— Start of DATA SUPPLIED —

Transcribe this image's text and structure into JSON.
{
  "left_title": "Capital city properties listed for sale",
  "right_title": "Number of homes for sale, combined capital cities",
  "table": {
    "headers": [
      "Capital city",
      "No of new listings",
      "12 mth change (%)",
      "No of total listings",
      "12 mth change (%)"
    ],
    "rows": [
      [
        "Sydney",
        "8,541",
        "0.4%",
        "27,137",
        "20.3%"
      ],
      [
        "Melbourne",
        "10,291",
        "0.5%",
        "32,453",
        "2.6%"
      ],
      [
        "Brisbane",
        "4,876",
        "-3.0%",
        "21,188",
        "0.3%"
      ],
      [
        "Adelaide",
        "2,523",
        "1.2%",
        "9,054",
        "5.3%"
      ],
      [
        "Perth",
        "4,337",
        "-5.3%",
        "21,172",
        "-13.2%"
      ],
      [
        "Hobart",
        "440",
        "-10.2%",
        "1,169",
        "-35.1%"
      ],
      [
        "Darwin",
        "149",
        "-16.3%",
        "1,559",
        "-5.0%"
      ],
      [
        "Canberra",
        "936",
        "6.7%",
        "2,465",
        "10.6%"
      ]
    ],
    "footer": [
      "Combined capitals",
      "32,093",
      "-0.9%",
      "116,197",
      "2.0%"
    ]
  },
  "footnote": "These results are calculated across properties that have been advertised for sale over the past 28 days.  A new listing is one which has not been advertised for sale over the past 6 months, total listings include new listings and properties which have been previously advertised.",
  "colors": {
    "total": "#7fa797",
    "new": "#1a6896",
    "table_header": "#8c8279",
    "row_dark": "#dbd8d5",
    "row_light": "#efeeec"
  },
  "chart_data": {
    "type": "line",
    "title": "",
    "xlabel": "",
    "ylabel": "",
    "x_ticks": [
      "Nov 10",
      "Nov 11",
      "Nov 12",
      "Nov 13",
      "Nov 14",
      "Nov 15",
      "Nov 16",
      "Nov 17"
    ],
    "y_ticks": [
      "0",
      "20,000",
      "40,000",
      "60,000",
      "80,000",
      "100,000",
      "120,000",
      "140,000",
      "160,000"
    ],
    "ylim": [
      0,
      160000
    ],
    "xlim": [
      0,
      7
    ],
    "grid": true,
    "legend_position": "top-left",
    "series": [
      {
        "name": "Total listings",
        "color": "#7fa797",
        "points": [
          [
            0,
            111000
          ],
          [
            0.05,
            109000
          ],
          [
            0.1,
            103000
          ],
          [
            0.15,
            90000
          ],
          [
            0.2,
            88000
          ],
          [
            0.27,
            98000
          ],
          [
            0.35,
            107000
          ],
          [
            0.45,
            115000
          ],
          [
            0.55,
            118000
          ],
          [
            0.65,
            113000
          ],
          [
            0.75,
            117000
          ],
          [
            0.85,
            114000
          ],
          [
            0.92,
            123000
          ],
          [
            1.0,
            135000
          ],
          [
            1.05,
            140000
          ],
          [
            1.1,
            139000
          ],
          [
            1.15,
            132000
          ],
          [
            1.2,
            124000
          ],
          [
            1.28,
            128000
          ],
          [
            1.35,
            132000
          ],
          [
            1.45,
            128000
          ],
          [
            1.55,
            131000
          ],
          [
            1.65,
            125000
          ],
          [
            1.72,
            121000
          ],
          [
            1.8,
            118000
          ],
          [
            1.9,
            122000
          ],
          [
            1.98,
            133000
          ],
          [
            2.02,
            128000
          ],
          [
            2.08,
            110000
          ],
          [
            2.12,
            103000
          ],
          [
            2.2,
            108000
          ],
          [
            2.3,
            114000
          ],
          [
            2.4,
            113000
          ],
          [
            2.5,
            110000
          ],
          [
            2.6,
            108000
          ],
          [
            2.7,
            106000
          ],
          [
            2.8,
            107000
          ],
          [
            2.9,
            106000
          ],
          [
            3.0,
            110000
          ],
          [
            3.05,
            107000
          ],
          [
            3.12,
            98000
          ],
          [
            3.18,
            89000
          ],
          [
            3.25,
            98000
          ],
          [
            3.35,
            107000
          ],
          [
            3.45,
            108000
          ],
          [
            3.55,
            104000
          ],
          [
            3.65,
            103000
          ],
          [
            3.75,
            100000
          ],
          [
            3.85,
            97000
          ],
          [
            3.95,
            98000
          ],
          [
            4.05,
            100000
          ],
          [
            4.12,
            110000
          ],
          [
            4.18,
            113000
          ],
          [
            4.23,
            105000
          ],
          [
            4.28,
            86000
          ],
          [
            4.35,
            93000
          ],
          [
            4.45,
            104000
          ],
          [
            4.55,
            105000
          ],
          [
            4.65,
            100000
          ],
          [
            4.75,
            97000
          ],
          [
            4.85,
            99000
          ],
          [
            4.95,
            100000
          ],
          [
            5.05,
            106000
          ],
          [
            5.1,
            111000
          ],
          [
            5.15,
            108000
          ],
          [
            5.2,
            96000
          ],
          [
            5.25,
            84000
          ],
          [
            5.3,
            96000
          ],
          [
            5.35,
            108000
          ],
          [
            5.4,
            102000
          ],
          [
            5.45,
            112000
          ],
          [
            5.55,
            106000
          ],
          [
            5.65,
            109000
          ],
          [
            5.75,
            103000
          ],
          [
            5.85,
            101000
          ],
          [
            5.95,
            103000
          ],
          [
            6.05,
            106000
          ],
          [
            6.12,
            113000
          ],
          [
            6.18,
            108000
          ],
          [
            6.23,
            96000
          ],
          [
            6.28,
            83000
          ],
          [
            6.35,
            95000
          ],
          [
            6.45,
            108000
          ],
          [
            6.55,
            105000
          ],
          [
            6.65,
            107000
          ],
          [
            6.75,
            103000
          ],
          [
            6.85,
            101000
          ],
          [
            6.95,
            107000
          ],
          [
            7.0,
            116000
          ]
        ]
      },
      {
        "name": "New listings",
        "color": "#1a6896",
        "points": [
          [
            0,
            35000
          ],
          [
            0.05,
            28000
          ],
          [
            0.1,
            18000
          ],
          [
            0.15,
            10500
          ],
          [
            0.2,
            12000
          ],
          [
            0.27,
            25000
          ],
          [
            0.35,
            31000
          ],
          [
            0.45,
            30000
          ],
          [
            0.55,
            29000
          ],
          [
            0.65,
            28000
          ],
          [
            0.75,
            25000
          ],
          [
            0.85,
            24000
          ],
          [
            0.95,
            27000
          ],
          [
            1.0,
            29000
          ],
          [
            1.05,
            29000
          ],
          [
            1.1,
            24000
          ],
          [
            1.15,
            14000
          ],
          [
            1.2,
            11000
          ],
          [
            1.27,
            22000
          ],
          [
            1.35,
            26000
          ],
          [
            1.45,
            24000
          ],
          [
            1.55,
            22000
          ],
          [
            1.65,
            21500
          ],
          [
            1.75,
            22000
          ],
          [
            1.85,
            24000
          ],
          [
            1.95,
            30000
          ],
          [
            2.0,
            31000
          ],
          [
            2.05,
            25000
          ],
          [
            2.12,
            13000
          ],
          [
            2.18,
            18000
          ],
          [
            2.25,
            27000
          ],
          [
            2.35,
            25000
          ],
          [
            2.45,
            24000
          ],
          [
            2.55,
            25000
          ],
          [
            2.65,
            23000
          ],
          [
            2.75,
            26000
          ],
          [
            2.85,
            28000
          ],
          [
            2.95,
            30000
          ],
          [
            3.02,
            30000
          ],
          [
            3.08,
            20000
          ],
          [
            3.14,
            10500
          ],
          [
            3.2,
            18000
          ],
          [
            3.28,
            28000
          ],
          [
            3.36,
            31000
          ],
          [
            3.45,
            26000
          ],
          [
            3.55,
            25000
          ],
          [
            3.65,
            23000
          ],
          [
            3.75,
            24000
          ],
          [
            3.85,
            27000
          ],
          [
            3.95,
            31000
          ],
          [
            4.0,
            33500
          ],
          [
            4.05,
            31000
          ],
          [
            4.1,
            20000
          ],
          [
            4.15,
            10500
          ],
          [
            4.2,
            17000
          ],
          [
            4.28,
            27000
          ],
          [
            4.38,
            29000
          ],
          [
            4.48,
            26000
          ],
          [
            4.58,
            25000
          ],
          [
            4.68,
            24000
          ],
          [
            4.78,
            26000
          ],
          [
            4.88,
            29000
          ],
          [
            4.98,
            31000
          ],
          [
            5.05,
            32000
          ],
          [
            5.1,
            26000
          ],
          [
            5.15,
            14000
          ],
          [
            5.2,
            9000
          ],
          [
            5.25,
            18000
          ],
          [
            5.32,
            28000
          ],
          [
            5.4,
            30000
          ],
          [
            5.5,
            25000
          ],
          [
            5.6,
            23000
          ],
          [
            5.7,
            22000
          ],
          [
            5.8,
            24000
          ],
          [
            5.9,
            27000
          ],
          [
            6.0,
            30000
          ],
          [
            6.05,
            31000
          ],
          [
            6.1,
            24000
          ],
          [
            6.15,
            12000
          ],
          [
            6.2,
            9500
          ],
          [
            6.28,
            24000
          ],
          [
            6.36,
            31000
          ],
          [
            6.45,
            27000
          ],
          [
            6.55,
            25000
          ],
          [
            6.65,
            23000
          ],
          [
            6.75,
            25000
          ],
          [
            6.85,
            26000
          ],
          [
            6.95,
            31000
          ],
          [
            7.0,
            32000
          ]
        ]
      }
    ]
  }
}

— End of DATA SUPPLIED —

• [SHORT PROBLEM]: Lines containing "city" are to be counted. State the total and add nothing.

• [WRITTEN RESPONSE]: 2